* start Records for the task *

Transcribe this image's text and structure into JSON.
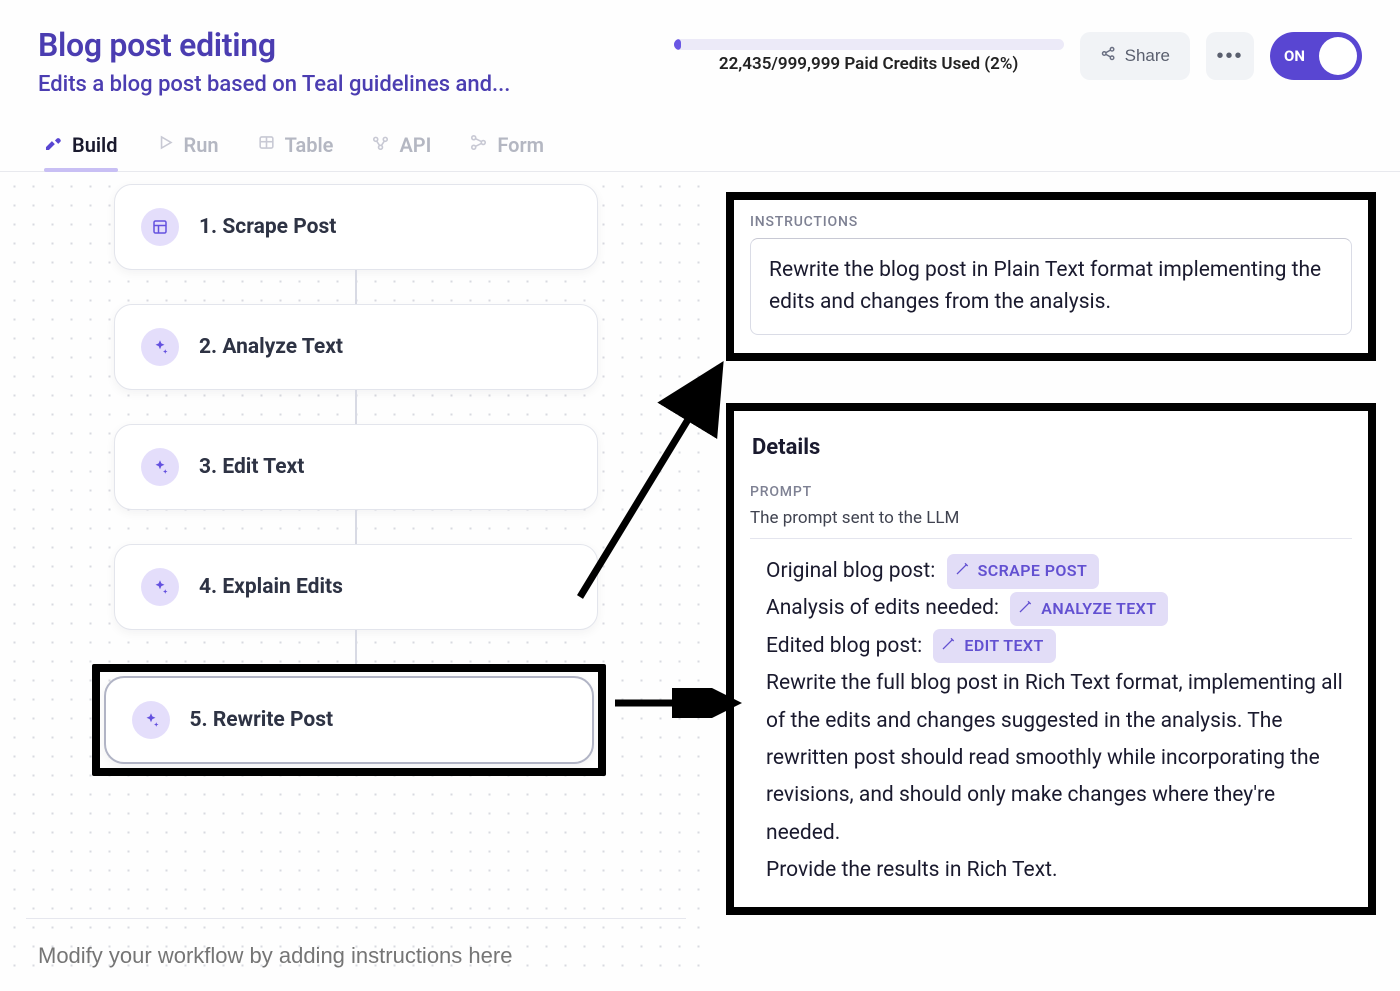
{
  "header": {
    "title": "Blog post editing",
    "subtitle": "Edits a blog post based on Teal guidelines and...",
    "credits_label": "22,435/999,999 Paid Credits Used (2%)",
    "progress_pct": 2,
    "share_label": "Share",
    "toggle_label": "ON"
  },
  "tabs": [
    {
      "label": "Build",
      "active": true
    },
    {
      "label": "Run",
      "active": false
    },
    {
      "label": "Table",
      "active": false
    },
    {
      "label": "API",
      "active": false
    },
    {
      "label": "Form",
      "active": false
    }
  ],
  "steps": [
    {
      "label": "1. Scrape Post",
      "icon": "layout"
    },
    {
      "label": "2. Analyze Text",
      "icon": "sparkle"
    },
    {
      "label": "3. Edit Text",
      "icon": "sparkle"
    },
    {
      "label": "4. Explain Edits",
      "icon": "sparkle"
    },
    {
      "label": "5. Rewrite Post",
      "icon": "sparkle",
      "highlighted": true
    }
  ],
  "instruction_input_placeholder": "Modify your workflow by adding instructions here",
  "panel_instructions": {
    "heading": "INSTRUCTIONS",
    "text": "Rewrite the blog post in Plain Text format implementing the edits and changes from the analysis."
  },
  "panel_details": {
    "title": "Details",
    "prompt_heading": "PROMPT",
    "prompt_desc": "The prompt sent to the LLM",
    "lines": [
      {
        "prefix": "Original blog post:",
        "chip": "SCRAPE POST"
      },
      {
        "prefix": "Analysis of edits needed:",
        "chip": "ANALYZE TEXT"
      },
      {
        "prefix": "Edited blog post:",
        "chip": "EDIT TEXT"
      }
    ],
    "body": "Rewrite the full blog post in Rich Text format, implementing all of the edits and changes suggested in the analysis. The rewritten post should read smoothly while incorporating the revisions, and should only make changes where they're needed.",
    "body2": "Provide the results in Rich Text."
  }
}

* end Records for the task *

Gather all lines where the word "Rich" appears.

* Written response *
    "body": "Rewrite the full blog post in Rich Text format, implementing all of the edits and changes suggested in the analysis. The rewritten post should read smoothly while incorporating the revisions, and should only make changes where they're needed.",
    "body2": "Provide the results in Rich Text."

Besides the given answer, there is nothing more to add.